## Task prompt
Pick out each line containing the string "Postal" and copy it.

## Dataset content
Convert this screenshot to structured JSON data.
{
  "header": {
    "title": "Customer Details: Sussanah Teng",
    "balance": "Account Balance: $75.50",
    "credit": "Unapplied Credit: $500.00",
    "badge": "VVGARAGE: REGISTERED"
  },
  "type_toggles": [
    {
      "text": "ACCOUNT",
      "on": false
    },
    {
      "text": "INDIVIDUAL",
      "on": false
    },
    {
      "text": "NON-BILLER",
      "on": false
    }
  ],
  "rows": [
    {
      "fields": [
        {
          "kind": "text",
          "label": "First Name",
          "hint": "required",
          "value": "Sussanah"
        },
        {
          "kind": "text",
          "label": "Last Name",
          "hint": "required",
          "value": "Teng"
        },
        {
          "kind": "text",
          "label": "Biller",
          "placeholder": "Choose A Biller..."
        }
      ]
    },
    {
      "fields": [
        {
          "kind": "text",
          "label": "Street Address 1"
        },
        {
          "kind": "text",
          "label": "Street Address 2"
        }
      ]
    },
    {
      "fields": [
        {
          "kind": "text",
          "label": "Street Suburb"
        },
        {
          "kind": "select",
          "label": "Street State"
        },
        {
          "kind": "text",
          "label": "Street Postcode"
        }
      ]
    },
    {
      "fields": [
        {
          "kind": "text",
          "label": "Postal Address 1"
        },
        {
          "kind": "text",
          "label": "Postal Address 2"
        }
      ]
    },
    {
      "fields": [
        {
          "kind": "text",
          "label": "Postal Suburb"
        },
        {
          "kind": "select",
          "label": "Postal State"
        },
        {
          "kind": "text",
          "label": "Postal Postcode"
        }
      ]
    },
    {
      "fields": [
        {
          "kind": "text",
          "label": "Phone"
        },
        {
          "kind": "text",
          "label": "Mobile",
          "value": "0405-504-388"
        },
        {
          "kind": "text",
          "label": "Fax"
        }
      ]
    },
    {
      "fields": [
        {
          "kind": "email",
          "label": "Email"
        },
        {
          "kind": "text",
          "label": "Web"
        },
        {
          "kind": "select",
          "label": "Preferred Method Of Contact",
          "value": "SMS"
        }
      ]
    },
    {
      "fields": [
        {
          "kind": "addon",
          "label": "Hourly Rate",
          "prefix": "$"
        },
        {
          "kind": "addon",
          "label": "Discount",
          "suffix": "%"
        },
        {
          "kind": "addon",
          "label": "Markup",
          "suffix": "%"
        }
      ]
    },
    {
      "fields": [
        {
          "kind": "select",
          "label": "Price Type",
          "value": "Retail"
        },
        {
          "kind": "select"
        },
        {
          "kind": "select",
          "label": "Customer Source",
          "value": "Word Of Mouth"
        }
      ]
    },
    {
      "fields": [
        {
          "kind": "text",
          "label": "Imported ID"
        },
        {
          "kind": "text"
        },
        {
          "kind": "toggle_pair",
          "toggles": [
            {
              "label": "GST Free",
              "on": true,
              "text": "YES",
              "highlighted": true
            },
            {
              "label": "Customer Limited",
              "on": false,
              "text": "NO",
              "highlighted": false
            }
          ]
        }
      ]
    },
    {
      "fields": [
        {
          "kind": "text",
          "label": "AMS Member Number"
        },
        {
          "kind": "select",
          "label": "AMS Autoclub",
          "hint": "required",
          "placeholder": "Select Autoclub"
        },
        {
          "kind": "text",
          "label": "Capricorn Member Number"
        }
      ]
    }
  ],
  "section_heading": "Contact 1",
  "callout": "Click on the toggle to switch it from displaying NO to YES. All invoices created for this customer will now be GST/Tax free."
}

## Expected output
          "label": "Postal Address 1"
          "label": "Postal Address 2"
          "label": "Postal Suburb"
          "label": "Postal State"
          "label": "Postal Postcode"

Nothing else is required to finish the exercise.